Some records:
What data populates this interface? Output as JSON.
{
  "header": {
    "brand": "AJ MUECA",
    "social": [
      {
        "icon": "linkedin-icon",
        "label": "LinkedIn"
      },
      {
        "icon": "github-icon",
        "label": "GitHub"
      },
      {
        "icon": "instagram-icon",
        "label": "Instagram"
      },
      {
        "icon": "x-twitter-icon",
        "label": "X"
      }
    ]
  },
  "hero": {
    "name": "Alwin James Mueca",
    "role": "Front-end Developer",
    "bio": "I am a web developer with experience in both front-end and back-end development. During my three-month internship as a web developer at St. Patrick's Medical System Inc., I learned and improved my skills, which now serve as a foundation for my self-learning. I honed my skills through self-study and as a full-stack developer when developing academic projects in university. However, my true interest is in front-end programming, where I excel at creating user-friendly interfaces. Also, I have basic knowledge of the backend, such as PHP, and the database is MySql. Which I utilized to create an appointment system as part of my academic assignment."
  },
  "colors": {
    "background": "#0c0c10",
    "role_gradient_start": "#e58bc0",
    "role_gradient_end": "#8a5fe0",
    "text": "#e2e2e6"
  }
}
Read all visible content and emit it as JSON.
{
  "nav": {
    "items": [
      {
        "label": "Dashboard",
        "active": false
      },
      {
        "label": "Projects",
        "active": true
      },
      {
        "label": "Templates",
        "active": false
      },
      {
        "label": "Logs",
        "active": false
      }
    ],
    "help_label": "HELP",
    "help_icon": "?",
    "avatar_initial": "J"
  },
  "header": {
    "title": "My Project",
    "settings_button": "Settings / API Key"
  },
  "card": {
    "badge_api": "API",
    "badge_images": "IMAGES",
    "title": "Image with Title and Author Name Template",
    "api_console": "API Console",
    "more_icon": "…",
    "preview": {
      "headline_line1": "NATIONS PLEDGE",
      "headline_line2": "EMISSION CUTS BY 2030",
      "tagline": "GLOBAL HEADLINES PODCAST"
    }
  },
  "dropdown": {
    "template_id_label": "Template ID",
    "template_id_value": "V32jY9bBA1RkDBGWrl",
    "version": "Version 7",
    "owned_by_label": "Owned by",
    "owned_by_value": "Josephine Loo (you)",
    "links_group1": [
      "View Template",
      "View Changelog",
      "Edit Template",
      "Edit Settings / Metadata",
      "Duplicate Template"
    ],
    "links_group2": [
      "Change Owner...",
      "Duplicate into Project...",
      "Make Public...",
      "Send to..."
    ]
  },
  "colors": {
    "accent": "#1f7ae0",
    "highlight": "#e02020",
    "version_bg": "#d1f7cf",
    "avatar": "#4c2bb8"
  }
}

» Exercise details
How many of the lines above include the string "Duplicate"? Reply with the number by itself.

» Worked solution
2